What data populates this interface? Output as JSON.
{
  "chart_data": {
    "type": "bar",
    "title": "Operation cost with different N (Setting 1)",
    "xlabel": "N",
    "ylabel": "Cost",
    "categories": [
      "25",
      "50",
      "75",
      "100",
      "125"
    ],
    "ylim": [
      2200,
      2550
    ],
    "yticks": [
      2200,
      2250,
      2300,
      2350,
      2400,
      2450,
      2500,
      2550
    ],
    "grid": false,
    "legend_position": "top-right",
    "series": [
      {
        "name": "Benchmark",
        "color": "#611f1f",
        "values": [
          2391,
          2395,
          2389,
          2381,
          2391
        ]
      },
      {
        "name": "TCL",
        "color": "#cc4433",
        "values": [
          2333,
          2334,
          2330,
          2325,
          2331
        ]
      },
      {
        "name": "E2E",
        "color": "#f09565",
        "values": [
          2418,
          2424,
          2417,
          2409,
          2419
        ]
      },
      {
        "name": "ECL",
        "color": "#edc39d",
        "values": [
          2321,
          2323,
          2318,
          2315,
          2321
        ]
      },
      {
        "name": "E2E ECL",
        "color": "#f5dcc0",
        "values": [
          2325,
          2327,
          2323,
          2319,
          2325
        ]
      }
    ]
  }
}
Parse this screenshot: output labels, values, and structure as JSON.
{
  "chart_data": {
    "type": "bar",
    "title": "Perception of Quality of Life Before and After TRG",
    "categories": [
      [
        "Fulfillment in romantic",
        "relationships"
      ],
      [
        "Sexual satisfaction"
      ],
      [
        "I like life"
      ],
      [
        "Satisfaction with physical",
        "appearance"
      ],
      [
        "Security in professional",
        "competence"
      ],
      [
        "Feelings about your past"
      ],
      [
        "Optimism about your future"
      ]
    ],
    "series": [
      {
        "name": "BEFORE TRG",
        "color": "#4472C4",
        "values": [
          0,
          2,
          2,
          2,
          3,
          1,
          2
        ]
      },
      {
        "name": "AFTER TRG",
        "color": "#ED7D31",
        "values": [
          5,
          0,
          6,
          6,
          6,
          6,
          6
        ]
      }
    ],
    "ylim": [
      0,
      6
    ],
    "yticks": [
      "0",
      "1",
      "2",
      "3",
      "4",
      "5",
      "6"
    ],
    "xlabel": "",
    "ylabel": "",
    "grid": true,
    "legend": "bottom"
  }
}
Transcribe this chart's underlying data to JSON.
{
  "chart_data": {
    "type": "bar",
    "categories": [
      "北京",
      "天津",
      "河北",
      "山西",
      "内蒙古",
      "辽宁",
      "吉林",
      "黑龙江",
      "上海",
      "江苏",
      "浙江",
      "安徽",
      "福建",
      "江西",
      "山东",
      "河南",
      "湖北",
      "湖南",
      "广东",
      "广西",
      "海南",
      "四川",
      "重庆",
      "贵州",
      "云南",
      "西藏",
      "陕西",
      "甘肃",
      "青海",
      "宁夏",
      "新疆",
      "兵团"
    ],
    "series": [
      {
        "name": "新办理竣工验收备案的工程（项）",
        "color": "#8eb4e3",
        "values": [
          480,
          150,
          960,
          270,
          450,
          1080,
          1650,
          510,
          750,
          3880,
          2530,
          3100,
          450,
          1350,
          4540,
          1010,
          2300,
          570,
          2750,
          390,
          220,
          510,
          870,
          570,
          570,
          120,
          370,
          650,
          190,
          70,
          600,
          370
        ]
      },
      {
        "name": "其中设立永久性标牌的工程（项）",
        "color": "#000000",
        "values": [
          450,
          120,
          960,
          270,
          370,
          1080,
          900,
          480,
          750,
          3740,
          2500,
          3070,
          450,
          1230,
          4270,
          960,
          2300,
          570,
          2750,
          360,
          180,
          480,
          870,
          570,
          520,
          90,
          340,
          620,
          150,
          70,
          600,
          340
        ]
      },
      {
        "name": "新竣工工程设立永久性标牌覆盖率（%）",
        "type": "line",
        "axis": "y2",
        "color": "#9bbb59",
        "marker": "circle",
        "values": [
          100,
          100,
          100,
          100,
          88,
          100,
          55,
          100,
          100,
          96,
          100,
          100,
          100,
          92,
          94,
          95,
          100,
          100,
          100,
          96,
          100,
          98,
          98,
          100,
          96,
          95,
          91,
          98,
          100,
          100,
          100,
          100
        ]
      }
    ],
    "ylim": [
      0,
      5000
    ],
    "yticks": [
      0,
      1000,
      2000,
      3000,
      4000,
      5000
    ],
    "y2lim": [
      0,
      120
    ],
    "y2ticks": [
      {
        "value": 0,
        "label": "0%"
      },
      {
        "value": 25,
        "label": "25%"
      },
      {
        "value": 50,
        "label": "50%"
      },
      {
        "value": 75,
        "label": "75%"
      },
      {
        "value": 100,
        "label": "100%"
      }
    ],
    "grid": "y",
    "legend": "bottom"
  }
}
####################
## Given problem:
Write the material out exactly, with nothing left out.

## Written solution:
What data populates this interface? Output as JSON.
{
  "chart_data": {
    "type": "bar",
    "title": "Operation cost with different N (Setting 1)",
    "xlabel": "N",
    "ylabel": "Cost",
    "categories": [
      "25",
      "50",
      "75",
      "100",
      "125"
    ],
    "ylim": [
      2200,
      2550
    ],
    "yticks": [
      2200,
      2250,
      2300,
      2350,
      2400,
      2450,
      2500,
      2550
    ],
    "grid": false,
    "legend_position": "top-right",
    "series": [
      {
        "name": "Benchmark",
        "color": "#611f1f",
        "values": [
          2391,
          2395,
          2389,
          2381,
          2391
        ]
      },
      {
        "name": "TCL",
        "color": "#cc4433",
        "values": [
          2333,
          2334,
          2330,
          2325,
          2331
        ]
      },
      {
        "name": "E2E",
        "color": "#f09565",
        "values": [
          2418,
          2424,
          2417,
          2409,
          2419
        ]
      },
      {
        "name": "ECL",
        "color": "#edc39d",
        "values": [
          2321,
          2323,
          2318,
          2315,
          2321
        ]
      },
      {
        "name": "E2E ECL",
        "color": "#f5dcc0",
        "values": [
          2325,
          2327,
          2323,
          2319,
          2325
        ]
      }
    ]
  }
}
Parse this screenshot: output labels, values, and structure as JSON.
{
  "chart_data": {
    "type": "bar",
    "title": "Perception of Quality of Life Before and After TRG",
    "categories": [
      [
        "Fulfillment in romantic",
        "relationships"
      ],
      [
        "Sexual satisfaction"
      ],
      [
        "I like life"
      ],
      [
        "Satisfaction with physical",
        "appearance"
      ],
      [
        "Security in professional",
        "competence"
      ],
      [
        "Feelings about your past"
      ],
      [
        "Optimism about your future"
      ]
    ],
    "series": [
      {
        "name": "BEFORE TRG",
        "color": "#4472C4",
        "values": [
          0,
          2,
          2,
          2,
          3,
          1,
          2
        ]
      },
      {
        "name": "AFTER TRG",
        "color": "#ED7D31",
        "values": [
          5,
          0,
          6,
          6,
          6,
          6,
          6
        ]
      }
    ],
    "ylim": [
      0,
      6
    ],
    "yticks": [
      "0",
      "1",
      "2",
      "3",
      "4",
      "5",
      "6"
    ],
    "xlabel": "",
    "ylabel": "",
    "grid": true,
    "legend": "bottom"
  }
}
Transcribe this chart's underlying data to JSON.
{
  "chart_data": {
    "type": "bar",
    "categories": [
      "北京",
      "天津",
      "河北",
      "山西",
      "内蒙古",
      "辽宁",
      "吉林",
      "黑龙江",
      "上海",
      "江苏",
      "浙江",
      "安徽",
      "福建",
      "江西",
      "山东",
      "河南",
      "湖北",
      "湖南",
      "广东",
      "广西",
      "海南",
      "四川",
      "重庆",
      "贵州",
      "云南",
      "西藏",
      "陕西",
      "甘肃",
      "青海",
      "宁夏",
      "新疆",
      "兵团"
    ],
    "series": [
      {
        "name": "新办理竣工验收备案的工程（项）",
        "color": "#8eb4e3",
        "values": [
          480,
          150,
          960,
          270,
          450,
          1080,
          1650,
          510,
          750,
          3880,
          2530,
          3100,
          450,
          1350,
          4540,
          1010,
          2300,
          570,
          2750,
          390,
          220,
          510,
          870,
          570,
          570,
          120,
          370,
          650,
          190,
          70,
          600,
          370
        ]
      },
      {
        "name": "其中设立永久性标牌的工程（项）",
        "color": "#000000",
        "values": [
          450,
          120,
          960,
          270,
          370,
          1080,
          900,
          480,
          750,
          3740,
          2500,
          3070,
          450,
          1230,
          4270,
          960,
          2300,
          570,
          2750,
          360,
          180,
          480,
          870,
          570,
          520,
          90,
          340,
          620,
          150,
          70,
          600,
          340
        ]
      },
      {
        "name": "新竣工工程设立永久性标牌覆盖率（%）",
        "type": "line",
        "axis": "y2",
        "color": "#9bbb59",
        "marker": "circle",
        "values": [
          100,
          100,
          100,
          100,
          88,
          100,
          55,
          100,
          100,
          96,
          100,
          100,
          100,
          92,
          94,
          95,
          100,
          100,
          100,
          96,
          100,
          98,
          98,
          100,
          96,
          95,
          91,
          98,
          100,
          100,
          100,
          100
        ]
      }
    ],
    "ylim": [
      0,
      5000
    ],
    "yticks": [
      0,
      1000,
      2000,
      3000,
      4000,
      5000
    ],
    "y2lim": [
      0,
      120
    ],
    "y2ticks": [
      {
        "value": 0,
        "label": "0%"
      },
      {
        "value": 25,
        "label": "25%"
      },
      {
        "value": 50,
        "label": "50%"
      },
      {
        "value": 75,
        "label": "75%"
      },
      {
        "value": 100,
        "label": "100%"
      }
    ],
    "grid": "y",
    "legend": "bottom"
  }
}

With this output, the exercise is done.